** Begin **

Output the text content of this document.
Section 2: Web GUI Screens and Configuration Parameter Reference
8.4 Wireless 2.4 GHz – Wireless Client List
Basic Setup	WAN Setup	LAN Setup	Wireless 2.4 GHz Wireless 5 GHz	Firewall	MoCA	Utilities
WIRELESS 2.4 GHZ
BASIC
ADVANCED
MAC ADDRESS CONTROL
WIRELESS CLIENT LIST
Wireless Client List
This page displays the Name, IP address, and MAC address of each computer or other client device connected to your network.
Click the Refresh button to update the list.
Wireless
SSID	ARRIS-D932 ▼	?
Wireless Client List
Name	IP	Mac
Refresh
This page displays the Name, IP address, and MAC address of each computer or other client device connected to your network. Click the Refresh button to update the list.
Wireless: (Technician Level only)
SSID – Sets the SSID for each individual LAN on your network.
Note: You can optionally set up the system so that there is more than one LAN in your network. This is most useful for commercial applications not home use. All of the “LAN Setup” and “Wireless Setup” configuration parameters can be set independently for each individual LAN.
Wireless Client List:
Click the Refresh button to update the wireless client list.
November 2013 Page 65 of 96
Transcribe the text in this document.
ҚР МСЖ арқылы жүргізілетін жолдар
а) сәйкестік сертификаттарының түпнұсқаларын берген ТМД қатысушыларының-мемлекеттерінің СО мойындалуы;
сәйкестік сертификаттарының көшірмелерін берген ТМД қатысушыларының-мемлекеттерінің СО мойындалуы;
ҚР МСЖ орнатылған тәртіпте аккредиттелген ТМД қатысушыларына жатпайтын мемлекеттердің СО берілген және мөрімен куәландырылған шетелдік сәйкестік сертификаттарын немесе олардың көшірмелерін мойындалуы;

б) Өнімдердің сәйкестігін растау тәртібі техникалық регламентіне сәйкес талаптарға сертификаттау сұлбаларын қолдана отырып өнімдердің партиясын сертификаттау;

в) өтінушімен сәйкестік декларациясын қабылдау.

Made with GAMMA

** End **

INSTRUCTIONS TO FOLLOW — Print the material verbatim, all of it.

EXERCISE OUTPUT —
Output the text content of this document.
Section 2: Web GUI Screens and Configuration Parameter Reference
8.4 Wireless 2.4 GHz – Wireless Client List
Basic Setup	WAN Setup	LAN Setup	Wireless 2.4 GHz Wireless 5 GHz	Firewall	MoCA	Utilities
WIRELESS 2.4 GHZ
BASIC
ADVANCED
MAC ADDRESS CONTROL
WIRELESS CLIENT LIST
Wireless Client List
This page displays the Name, IP address, and MAC address of each computer or other client device connected to your network.
Click the Refresh button to update the list.
Wireless
SSID	ARRIS-D932 ▼	?
Wireless Client List
Name	IP	Mac
Refresh
This page displays the Name, IP address, and MAC address of each computer or other client device connected to your network. Click the Refresh button to update the list.
Wireless: (Technician Level only)
SSID – Sets the SSID for each individual LAN on your network.
Note: You can optionally set up the system so that there is more than one LAN in your network. This is most useful for commercial applications not home use. All of the “LAN Setup” and “Wireless Setup” configuration parameters can be set independently for each individual LAN.
Wireless Client List:
Click the Refresh button to update the wireless client list.
November 2013 Page 65 of 96
Transcribe the text in this document.
ҚР МСЖ арқылы жүргізілетін жолдар
а) сәйкестік сертификаттарының түпнұсқаларын берген ТМД қатысушыларының-мемлекеттерінің СО мойындалуы;
сәйкестік сертификаттарының көшірмелерін берген ТМД қатысушыларының-мемлекеттерінің СО мойындалуы;
ҚР МСЖ орнатылған тәртіпте аккредиттелген ТМД қатысушыларына жатпайтын мемлекеттердің СО берілген және мөрімен куәландырылған шетелдік сәйкестік сертификаттарын немесе олардың көшірмелерін мойындалуы;

б) Өнімдердің сәйкестігін растау тәртібі техникалық регламентіне сәйкес талаптарға сертификаттау сұлбаларын қолдана отырып өнімдердің партиясын сертификаттау;

в) өтінушімен сәйкестік декларациясын қабылдау.

Made with GAMMA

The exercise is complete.